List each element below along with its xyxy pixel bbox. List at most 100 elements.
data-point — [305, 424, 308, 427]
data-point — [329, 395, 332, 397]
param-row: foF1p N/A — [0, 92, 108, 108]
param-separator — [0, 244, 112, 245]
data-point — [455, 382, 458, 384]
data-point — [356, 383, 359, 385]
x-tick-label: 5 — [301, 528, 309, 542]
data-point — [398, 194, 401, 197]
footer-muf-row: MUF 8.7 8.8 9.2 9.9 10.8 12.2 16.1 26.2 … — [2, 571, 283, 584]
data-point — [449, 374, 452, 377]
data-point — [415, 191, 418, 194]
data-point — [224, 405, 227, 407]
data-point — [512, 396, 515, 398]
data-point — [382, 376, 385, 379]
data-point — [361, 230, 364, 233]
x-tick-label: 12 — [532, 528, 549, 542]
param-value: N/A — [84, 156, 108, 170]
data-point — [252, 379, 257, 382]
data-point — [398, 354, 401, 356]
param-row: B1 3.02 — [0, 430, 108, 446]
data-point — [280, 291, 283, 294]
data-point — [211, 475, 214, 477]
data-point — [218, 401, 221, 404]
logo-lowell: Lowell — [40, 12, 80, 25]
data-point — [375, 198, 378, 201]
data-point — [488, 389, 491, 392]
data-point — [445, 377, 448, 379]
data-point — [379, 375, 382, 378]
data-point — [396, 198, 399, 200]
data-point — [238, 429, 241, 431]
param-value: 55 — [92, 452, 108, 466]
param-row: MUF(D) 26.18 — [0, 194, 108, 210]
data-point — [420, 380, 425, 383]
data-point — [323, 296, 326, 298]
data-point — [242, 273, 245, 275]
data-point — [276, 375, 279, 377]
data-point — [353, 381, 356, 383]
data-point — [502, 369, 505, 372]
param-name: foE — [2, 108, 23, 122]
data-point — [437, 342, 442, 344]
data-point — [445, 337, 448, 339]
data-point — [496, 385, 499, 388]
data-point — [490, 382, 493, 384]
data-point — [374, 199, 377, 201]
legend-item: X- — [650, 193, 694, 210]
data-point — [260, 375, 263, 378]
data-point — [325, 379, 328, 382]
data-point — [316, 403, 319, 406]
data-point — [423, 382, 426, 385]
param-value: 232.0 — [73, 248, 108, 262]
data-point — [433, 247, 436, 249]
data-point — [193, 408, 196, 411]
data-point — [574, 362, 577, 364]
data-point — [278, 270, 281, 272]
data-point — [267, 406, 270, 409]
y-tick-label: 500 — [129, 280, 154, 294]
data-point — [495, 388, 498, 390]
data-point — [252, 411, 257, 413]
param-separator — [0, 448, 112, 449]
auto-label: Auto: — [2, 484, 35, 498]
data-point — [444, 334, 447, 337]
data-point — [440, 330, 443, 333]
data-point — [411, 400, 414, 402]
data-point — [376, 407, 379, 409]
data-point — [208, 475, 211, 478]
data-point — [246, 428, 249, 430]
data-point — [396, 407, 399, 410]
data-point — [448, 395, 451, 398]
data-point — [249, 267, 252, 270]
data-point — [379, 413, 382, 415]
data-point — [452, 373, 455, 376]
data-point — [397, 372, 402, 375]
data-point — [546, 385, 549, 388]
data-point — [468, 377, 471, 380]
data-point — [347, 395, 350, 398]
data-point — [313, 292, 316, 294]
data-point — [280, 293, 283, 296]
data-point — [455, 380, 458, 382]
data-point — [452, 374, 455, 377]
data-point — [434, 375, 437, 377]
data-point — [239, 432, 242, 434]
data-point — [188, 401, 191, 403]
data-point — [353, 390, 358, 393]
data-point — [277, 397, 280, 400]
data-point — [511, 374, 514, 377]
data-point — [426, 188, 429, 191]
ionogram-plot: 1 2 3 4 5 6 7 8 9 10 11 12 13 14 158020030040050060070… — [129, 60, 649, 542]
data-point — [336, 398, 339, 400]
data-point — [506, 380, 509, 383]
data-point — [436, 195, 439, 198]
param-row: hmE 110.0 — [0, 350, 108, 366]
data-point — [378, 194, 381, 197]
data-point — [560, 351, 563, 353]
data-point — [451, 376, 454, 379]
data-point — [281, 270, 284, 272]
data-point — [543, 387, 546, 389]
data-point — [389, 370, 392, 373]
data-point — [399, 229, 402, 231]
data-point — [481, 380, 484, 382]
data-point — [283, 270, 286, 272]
# # #
What is expected - Copy every line from the start of the records up to and including the line with "data-point — [455, 382, 458, 384]", unchanged.

Written response -
List each element below along with its xyxy pixel bbox. List at most 100 elements.
data-point — [305, 424, 308, 427]
data-point — [329, 395, 332, 397]
param-row: foF1p N/A — [0, 92, 108, 108]
param-separator — [0, 244, 112, 245]
data-point — [455, 382, 458, 384]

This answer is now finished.